#### Records shown

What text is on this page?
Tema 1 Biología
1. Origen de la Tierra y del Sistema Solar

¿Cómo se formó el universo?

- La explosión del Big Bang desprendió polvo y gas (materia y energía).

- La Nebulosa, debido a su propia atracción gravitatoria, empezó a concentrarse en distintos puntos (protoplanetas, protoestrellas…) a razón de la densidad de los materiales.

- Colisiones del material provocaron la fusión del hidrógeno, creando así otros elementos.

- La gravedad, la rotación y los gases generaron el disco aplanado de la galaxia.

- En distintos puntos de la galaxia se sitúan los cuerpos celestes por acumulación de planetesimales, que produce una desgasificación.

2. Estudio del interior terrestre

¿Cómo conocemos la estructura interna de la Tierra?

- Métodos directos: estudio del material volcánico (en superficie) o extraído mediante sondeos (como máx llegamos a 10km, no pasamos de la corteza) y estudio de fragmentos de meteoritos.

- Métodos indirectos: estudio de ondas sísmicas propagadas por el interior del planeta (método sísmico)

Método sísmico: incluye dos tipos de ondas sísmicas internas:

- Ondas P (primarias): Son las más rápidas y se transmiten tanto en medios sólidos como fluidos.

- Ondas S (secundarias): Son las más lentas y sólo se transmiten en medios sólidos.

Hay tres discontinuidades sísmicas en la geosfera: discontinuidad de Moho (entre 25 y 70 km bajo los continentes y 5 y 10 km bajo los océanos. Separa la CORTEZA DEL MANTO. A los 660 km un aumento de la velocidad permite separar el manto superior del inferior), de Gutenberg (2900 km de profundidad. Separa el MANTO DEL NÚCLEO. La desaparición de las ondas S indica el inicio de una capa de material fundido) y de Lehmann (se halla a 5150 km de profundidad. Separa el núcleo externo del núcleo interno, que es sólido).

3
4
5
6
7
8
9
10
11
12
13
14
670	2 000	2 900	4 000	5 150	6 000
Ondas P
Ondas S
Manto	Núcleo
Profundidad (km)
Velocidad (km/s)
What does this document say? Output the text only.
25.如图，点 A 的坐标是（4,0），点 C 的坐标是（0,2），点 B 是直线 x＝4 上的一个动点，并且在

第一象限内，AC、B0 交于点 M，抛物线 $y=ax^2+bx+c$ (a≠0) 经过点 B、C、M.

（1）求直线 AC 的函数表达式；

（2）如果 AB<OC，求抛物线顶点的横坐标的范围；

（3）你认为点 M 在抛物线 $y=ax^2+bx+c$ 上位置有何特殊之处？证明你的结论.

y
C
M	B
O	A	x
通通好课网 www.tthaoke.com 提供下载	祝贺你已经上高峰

#### What is required
Every line from the one containing "What does this" through the end of the data must be repeated exactly, and no other line.

#### Correct result
What does this document say? Output the text only.
25.如图，点 A 的坐标是（4,0），点 C 的坐标是（0,2），点 B 是直线 x＝4 上的一个动点，并且在

第一象限内，AC、B0 交于点 M，抛物线 $y=ax^2+bx+c$ (a≠0) 经过点 B、C、M.

（1）求直线 AC 的函数表达式；

（2）如果 AB<OC，求抛物线顶点的横坐标的范围；

（3）你认为点 M 在抛物线 $y=ax^2+bx+c$ 上位置有何特殊之处？证明你的结论.

y
C
M	B
O	A	x
通通好课网 www.tthaoke.com 提供下载	祝贺你已经上高峰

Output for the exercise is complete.